## begin Data for this exercise

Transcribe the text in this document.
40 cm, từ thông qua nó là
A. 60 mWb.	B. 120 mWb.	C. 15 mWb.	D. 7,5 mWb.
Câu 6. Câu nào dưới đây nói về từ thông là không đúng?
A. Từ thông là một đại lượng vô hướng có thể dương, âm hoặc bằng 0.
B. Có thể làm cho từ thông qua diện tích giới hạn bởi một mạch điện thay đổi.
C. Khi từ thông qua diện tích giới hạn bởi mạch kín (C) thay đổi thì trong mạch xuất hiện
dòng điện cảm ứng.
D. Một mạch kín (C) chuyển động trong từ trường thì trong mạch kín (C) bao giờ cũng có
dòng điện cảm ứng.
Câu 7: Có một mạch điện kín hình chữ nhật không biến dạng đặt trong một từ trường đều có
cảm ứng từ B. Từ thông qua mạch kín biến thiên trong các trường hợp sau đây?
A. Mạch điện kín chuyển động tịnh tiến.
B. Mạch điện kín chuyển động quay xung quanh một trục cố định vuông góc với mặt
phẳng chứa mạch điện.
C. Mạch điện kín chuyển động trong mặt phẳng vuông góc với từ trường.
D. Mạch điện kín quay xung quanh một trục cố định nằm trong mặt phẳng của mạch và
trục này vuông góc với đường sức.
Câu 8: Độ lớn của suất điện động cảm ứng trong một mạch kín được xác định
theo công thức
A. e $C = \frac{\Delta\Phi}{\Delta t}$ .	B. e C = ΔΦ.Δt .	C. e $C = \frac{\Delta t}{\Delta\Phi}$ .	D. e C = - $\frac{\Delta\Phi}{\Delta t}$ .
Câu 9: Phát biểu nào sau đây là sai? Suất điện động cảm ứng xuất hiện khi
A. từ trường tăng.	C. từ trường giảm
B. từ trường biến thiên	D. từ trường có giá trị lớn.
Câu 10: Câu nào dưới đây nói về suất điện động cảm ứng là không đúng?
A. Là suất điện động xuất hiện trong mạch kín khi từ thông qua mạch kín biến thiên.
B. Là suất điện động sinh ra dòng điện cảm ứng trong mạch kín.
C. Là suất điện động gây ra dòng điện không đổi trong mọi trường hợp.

## end Data for this exercise
## begin Data for this exercise

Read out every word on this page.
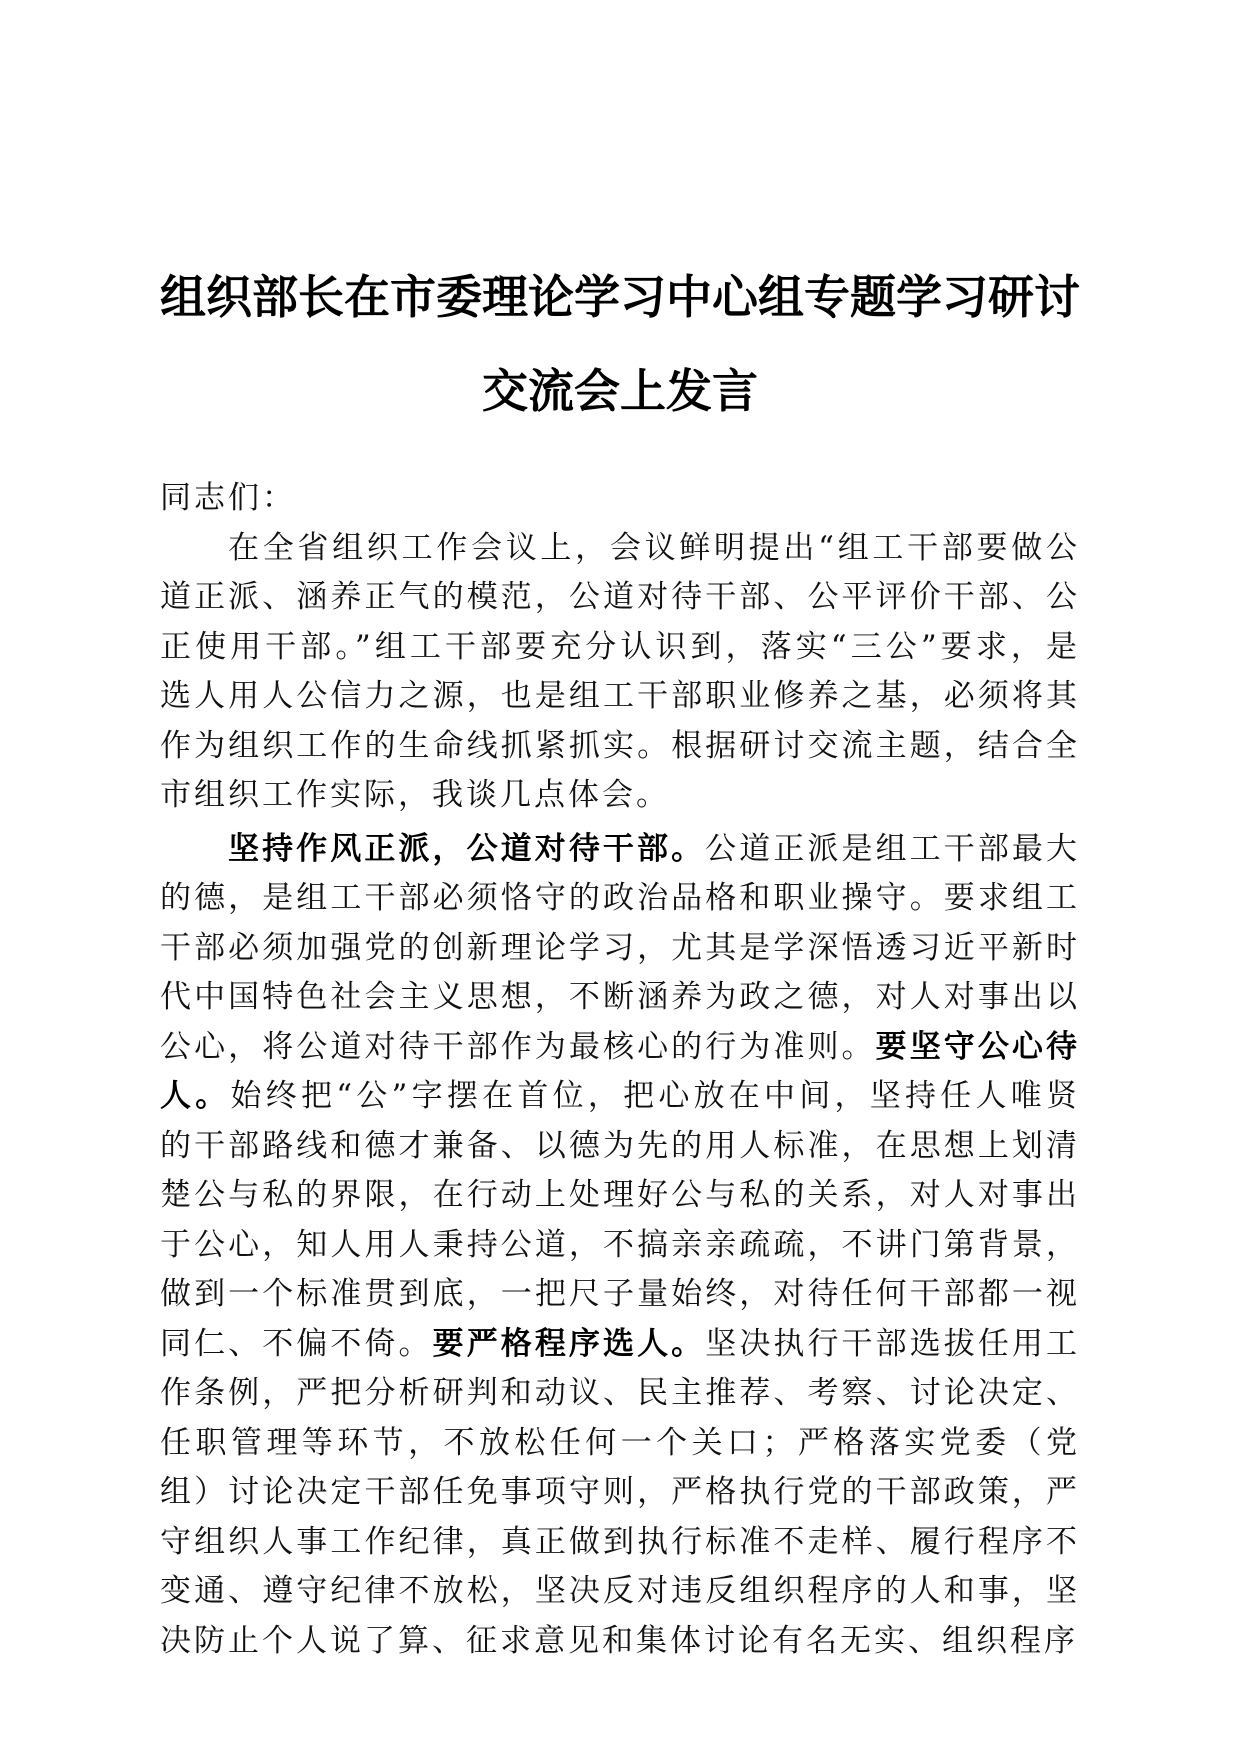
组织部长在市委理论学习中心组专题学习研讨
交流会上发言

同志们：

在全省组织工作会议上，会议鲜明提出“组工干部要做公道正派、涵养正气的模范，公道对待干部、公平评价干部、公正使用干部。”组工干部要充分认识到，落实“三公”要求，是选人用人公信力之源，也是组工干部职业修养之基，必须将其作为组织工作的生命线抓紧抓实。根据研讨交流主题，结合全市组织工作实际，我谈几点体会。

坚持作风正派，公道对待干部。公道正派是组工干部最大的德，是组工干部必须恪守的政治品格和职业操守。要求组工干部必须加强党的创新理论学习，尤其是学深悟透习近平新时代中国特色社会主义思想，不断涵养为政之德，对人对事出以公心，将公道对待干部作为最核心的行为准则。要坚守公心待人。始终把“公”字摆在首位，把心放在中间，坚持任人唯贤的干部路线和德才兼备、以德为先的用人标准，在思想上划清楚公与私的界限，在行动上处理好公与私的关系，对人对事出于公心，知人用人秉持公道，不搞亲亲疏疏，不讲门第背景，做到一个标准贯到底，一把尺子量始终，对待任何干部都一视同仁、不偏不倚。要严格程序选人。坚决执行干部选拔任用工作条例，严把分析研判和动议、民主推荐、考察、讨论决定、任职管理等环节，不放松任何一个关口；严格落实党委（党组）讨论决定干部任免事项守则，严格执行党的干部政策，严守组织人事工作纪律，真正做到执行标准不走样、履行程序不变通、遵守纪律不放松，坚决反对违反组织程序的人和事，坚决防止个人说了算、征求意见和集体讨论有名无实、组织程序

## end Data for this exercise
## begin Data for this exercise

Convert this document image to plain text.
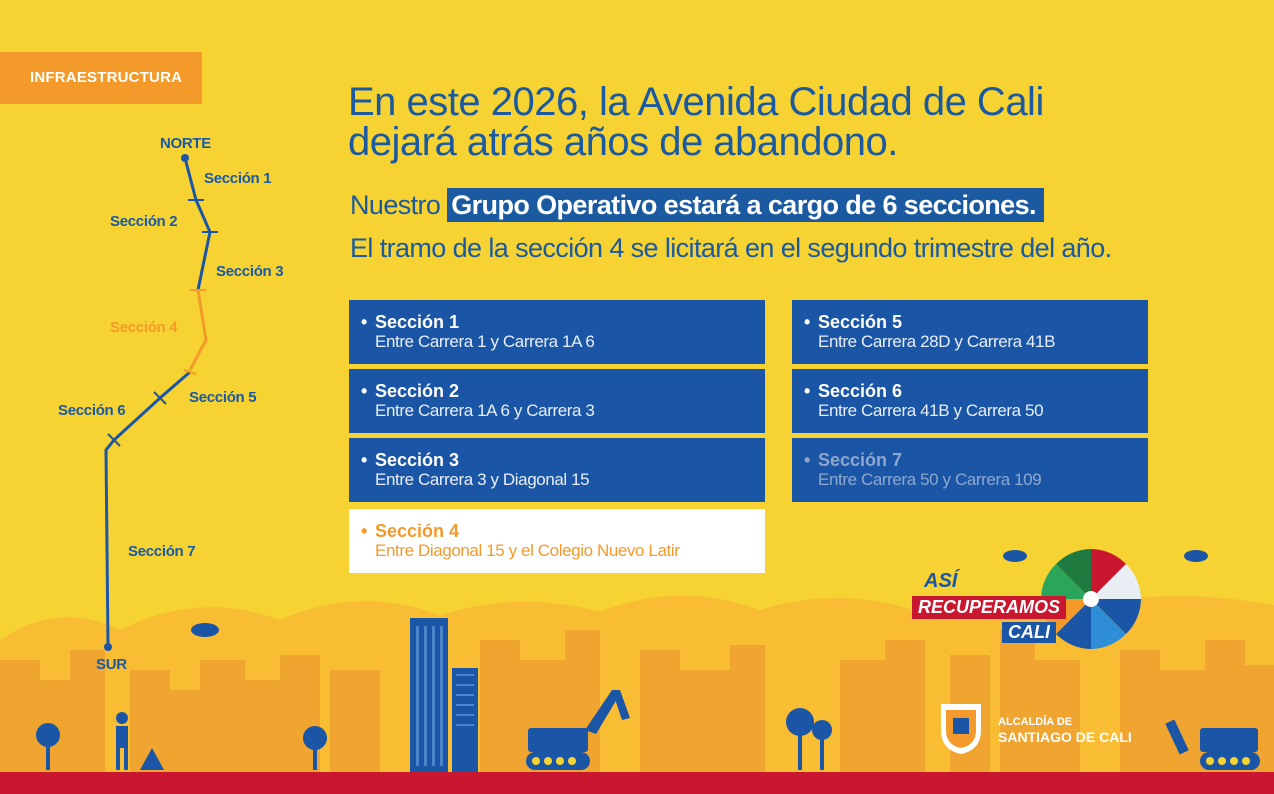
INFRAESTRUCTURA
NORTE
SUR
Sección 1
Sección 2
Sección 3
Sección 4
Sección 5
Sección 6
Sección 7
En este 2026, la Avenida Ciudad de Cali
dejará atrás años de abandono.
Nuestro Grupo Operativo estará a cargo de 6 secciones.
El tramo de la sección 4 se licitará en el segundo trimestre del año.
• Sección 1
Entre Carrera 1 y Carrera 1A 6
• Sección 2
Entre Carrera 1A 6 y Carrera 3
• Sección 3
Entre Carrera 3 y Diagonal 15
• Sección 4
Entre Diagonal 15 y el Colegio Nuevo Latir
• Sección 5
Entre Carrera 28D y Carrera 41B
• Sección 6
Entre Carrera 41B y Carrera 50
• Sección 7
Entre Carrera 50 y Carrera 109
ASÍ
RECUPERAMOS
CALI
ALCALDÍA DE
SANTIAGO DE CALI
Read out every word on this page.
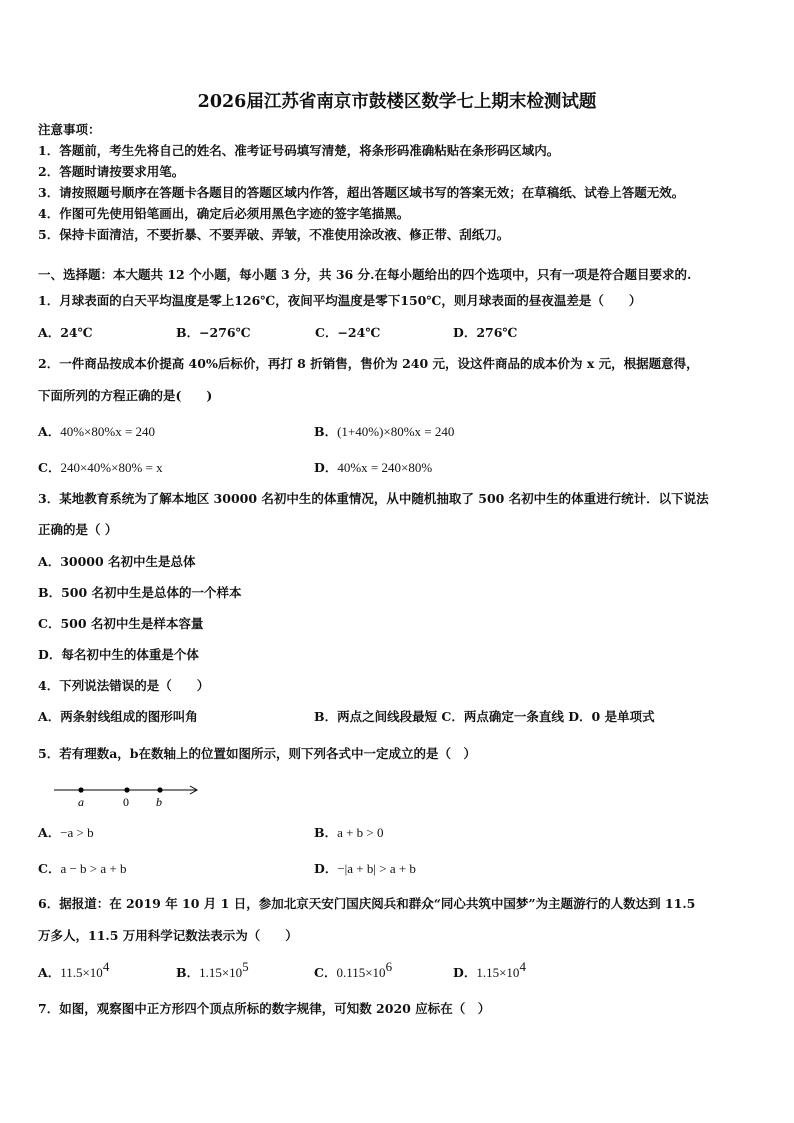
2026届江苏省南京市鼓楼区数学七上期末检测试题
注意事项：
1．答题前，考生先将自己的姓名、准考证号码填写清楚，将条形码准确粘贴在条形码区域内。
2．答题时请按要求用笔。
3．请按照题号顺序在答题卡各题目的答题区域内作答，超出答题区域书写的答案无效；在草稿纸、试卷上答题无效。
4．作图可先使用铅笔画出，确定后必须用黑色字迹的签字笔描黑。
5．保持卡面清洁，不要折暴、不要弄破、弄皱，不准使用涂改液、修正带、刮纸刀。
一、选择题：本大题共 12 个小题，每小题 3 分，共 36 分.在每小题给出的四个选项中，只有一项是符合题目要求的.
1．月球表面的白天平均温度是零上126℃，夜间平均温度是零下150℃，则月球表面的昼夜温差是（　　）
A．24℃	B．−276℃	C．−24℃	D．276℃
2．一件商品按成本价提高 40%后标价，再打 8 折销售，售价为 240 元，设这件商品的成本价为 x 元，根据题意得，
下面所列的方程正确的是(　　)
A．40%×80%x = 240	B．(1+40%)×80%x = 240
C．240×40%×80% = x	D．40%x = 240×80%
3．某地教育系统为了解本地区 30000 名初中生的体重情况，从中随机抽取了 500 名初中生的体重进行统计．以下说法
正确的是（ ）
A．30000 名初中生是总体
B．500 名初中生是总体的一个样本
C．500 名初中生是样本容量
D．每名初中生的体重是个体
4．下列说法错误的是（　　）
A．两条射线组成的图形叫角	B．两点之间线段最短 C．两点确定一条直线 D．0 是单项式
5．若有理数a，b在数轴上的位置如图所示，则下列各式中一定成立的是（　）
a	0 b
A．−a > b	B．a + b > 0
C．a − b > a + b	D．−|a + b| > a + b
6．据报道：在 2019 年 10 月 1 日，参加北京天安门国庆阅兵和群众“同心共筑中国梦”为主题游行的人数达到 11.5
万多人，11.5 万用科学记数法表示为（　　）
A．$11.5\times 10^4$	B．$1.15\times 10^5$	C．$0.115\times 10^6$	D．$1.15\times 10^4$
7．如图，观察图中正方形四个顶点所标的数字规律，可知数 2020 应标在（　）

## end Data for this exercise

### [Problem to work on]
Count how many lines of the data include the word "Entre". Your reply should be that number alone.

### [Task answer]
7